[Rows from a figure dataset]
┌──
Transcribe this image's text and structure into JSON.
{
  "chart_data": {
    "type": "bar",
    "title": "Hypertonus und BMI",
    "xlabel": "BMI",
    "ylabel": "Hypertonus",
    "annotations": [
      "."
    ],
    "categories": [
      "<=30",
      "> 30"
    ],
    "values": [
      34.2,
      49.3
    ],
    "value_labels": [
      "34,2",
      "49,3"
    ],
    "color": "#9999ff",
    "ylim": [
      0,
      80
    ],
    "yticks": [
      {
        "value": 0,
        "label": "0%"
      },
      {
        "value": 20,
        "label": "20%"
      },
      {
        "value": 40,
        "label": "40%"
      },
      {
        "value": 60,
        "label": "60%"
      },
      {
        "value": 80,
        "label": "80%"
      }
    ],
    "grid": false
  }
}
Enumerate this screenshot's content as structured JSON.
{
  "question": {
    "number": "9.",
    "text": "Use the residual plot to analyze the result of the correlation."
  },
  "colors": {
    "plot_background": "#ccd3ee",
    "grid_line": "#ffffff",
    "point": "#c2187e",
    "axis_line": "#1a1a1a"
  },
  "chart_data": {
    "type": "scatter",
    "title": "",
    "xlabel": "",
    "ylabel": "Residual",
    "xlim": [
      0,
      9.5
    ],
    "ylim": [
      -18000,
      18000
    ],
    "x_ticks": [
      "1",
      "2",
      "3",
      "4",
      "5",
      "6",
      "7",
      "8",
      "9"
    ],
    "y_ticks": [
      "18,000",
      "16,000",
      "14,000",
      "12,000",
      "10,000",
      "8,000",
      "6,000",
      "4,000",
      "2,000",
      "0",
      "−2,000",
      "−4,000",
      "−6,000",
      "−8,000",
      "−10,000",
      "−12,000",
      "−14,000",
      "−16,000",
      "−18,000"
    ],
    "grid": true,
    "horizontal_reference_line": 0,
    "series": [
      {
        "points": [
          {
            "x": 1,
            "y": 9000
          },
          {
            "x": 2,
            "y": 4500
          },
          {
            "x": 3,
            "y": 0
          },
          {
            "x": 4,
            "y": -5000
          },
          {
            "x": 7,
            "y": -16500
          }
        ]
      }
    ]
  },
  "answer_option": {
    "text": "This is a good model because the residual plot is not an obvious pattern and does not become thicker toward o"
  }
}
└──
EXERCISE AIM
In the entries above, some lines may contain the string "ylabel"; report how many, without additional comment.

PROBLEM SOLUTION
2